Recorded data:
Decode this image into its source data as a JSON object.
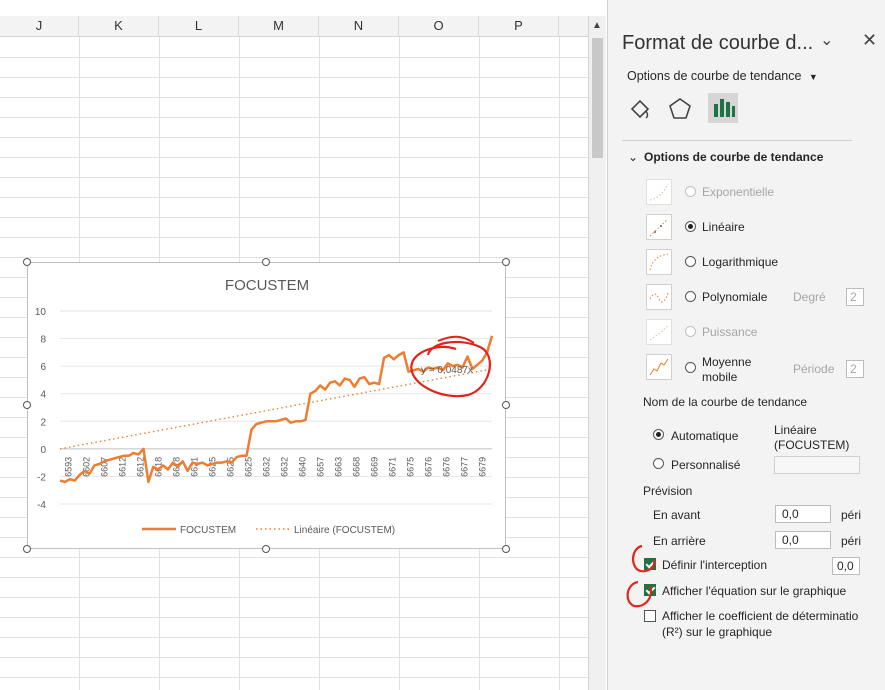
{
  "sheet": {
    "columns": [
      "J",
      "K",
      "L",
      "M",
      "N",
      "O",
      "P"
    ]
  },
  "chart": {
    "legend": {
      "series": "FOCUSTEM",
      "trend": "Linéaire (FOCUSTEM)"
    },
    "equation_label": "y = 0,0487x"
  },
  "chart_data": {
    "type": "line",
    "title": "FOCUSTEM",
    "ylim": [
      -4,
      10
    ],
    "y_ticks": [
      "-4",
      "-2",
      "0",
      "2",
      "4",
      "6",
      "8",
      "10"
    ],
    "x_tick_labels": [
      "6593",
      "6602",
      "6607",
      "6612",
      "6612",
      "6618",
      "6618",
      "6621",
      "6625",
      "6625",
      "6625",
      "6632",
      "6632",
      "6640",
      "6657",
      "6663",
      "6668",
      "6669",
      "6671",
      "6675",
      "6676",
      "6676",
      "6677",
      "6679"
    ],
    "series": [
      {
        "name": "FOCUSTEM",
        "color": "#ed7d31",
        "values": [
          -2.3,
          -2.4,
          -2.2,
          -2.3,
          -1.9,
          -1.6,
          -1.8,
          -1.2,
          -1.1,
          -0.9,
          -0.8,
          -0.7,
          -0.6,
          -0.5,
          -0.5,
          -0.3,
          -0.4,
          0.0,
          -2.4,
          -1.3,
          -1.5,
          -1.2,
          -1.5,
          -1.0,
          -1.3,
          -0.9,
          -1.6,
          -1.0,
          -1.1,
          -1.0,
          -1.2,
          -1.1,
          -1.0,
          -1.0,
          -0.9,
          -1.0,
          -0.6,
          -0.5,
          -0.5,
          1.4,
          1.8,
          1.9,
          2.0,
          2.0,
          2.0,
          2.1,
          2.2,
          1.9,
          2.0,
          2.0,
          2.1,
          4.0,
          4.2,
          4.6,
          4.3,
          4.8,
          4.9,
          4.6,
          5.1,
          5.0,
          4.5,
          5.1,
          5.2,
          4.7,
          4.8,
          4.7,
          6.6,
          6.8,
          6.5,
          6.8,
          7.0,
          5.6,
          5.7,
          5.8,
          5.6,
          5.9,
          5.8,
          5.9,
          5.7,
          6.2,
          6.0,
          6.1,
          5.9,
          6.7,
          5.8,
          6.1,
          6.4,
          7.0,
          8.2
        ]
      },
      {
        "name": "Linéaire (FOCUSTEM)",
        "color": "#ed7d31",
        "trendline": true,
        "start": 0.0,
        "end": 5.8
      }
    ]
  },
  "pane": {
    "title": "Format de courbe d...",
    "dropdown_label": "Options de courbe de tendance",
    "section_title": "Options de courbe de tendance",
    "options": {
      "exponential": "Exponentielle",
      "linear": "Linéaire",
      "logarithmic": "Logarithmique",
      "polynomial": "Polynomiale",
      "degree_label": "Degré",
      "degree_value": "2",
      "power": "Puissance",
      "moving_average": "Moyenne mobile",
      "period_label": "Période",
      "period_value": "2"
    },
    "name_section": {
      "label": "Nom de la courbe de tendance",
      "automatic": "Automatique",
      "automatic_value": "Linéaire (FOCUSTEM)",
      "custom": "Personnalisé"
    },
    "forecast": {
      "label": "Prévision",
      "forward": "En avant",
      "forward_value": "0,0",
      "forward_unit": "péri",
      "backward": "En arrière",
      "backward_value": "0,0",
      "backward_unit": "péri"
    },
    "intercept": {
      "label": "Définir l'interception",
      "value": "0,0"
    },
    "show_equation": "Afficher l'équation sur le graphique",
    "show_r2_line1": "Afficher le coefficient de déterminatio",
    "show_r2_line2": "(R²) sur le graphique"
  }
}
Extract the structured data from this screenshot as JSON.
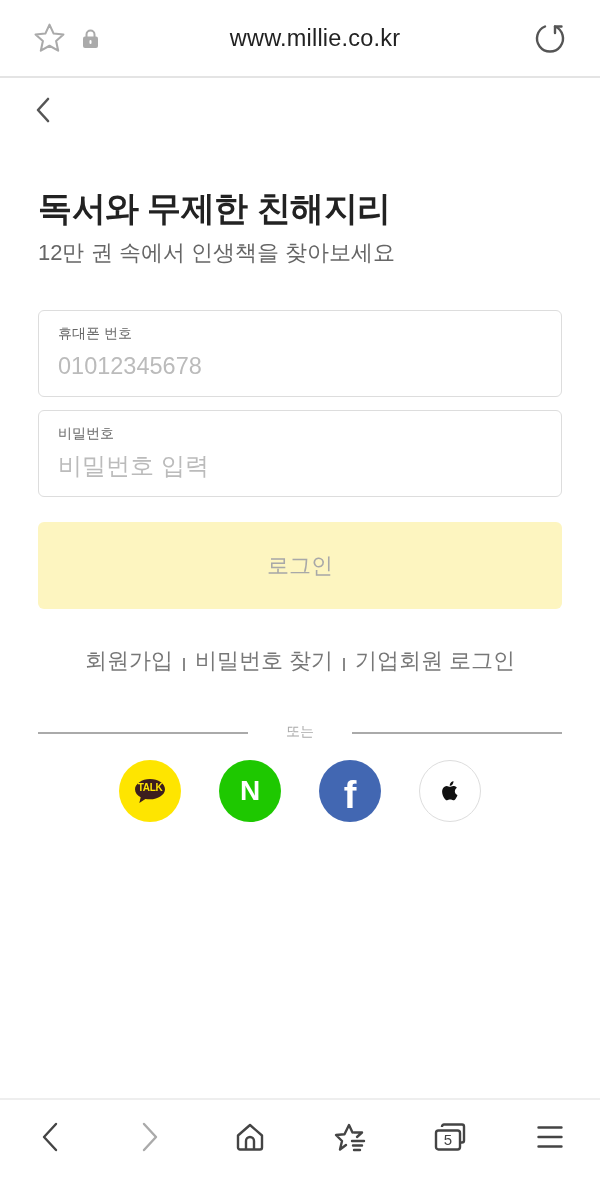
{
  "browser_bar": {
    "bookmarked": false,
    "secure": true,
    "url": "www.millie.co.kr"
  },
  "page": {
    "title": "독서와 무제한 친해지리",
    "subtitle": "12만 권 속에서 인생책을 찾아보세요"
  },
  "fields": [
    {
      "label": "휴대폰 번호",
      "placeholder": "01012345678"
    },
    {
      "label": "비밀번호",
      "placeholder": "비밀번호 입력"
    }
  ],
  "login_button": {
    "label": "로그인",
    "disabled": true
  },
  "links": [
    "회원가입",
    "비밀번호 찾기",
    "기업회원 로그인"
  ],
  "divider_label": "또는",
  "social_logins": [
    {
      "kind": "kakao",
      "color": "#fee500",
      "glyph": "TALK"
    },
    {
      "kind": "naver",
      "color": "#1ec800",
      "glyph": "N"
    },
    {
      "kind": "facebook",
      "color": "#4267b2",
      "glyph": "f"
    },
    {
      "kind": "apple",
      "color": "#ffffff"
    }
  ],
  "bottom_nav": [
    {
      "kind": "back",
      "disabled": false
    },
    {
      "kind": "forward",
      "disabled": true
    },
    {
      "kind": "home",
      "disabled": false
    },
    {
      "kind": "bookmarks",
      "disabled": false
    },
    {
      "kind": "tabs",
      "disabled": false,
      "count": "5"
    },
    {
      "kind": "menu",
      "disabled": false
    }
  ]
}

● **Written instruction**
Take the listing above and restate it word for word, without its pictures.

● **Result**
Decode this image into its source data as a JSON object.
{
  "sheet": {
    "columns": [
      "J",
      "K",
      "L",
      "M",
      "N",
      "O",
      "P"
    ]
  },
  "chart": {
    "legend": {
      "series": "FOCUSTEM",
      "trend": "Linéaire (FOCUSTEM)"
    },
    "equation_label": "y = 0,0487x"
  },
  "chart_data": {
    "type": "line",
    "title": "FOCUSTEM",
    "ylim": [
      -4,
      10
    ],
    "y_ticks": [
      "-4",
      "-2",
      "0",
      "2",
      "4",
      "6",
      "8",
      "10"
    ],
    "x_tick_labels": [
      "6593",
      "6602",
      "6607",
      "6612",
      "6612",
      "6618",
      "6618",
      "6621",
      "6625",
      "6625",
      "6625",
      "6632",
      "6632",
      "6640",
      "6657",
      "6663",
      "6668",
      "6669",
      "6671",
      "6675",
      "6676",
      "6676",
      "6677",
      "6679"
    ],
    "series": [
      {
        "name": "FOCUSTEM",
        "color": "#ed7d31",
        "values": [
          -2.3,
          -2.4,
          -2.2,
          -2.3,
          -1.9,
          -1.6,
          -1.8,
          -1.2,
          -1.1,
          -0.9,
          -0.8,
          -0.7,
          -0.6,
          -0.5,
          -0.5,
          -0.3,
          -0.4,
          0.0,
          -2.4,
          -1.3,
          -1.5,
          -1.2,
          -1.5,
          -1.0,
          -1.3,
          -0.9,
          -1.6,
          -1.0,
          -1.1,
          -1.0,
          -1.2,
          -1.1,
          -1.0,
          -1.0,
          -0.9,
          -1.0,
          -0.6,
          -0.5,
          -0.5,
          1.4,
          1.8,
          1.9,
          2.0,
          2.0,
          2.0,
          2.1,
          2.2,
          1.9,
          2.0,
          2.0,
          2.1,
          4.0,
          4.2,
          4.6,
          4.3,
          4.8,
          4.9,
          4.6,
          5.1,
          5.0,
          4.5,
          5.1,
          5.2,
          4.7,
          4.8,
          4.7,
          6.6,
          6.8,
          6.5,
          6.8,
          7.0,
          5.6,
          5.7,
          5.8,
          5.6,
          5.9,
          5.8,
          5.9,
          5.7,
          6.2,
          6.0,
          6.1,
          5.9,
          6.7,
          5.8,
          6.1,
          6.4,
          7.0,
          8.2
        ]
      },
      {
        "name": "Linéaire (FOCUSTEM)",
        "color": "#ed7d31",
        "trendline": true,
        "start": 0.0,
        "end": 5.8
      }
    ]
  },
  "pane": {
    "title": "Format de courbe d...",
    "dropdown_label": "Options de courbe de tendance",
    "section_title": "Options de courbe de tendance",
    "options": {
      "exponential": "Exponentielle",
      "linear": "Linéaire",
      "logarithmic": "Logarithmique",
      "polynomial": "Polynomiale",
      "degree_label": "Degré",
      "degree_value": "2",
      "power": "Puissance",
      "moving_average": "Moyenne mobile",
      "period_label": "Période",
      "period_value": "2"
    },
    "name_section": {
      "label": "Nom de la courbe de tendance",
      "automatic": "Automatique",
      "automatic_value": "Linéaire (FOCUSTEM)",
      "custom": "Personnalisé"
    },
    "forecast": {
      "label": "Prévision",
      "forward": "En avant",
      "forward_value": "0,0",
      "forward_unit": "péri",
      "backward": "En arrière",
      "backward_value": "0,0",
      "backward_unit": "péri"
    },
    "intercept": {
      "label": "Définir l'interception",
      "value": "0,0"
    },
    "show_equation": "Afficher l'équation sur le graphique",
    "show_r2_line1": "Afficher le coefficient de déterminatio",
    "show_r2_line2": "(R²) sur le graphique"
  }
}
Extract the structured data from this screenshot as JSON.
{
  "browser_bar": {
    "bookmarked": false,
    "secure": true,
    "url": "www.millie.co.kr"
  },
  "page": {
    "title": "독서와 무제한 친해지리",
    "subtitle": "12만 권 속에서 인생책을 찾아보세요"
  },
  "fields": [
    {
      "label": "휴대폰 번호",
      "placeholder": "01012345678"
    },
    {
      "label": "비밀번호",
      "placeholder": "비밀번호 입력"
    }
  ],
  "login_button": {
    "label": "로그인",
    "disabled": true
  },
  "links": [
    "회원가입",
    "비밀번호 찾기",
    "기업회원 로그인"
  ],
  "divider_label": "또는",
  "social_logins": [
    {
      "kind": "kakao",
      "color": "#fee500",
      "glyph": "TALK"
    },
    {
      "kind": "naver",
      "color": "#1ec800",
      "glyph": "N"
    },
    {
      "kind": "facebook",
      "color": "#4267b2",
      "glyph": "f"
    },
    {
      "kind": "apple",
      "color": "#ffffff"
    }
  ],
  "bottom_nav": [
    {
      "kind": "back",
      "disabled": false
    },
    {
      "kind": "forward",
      "disabled": true
    },
    {
      "kind": "home",
      "disabled": false
    },
    {
      "kind": "bookmarks",
      "disabled": false
    },
    {
      "kind": "tabs",
      "disabled": false,
      "count": "5"
    },
    {
      "kind": "menu",
      "disabled": false
    }
  ]
}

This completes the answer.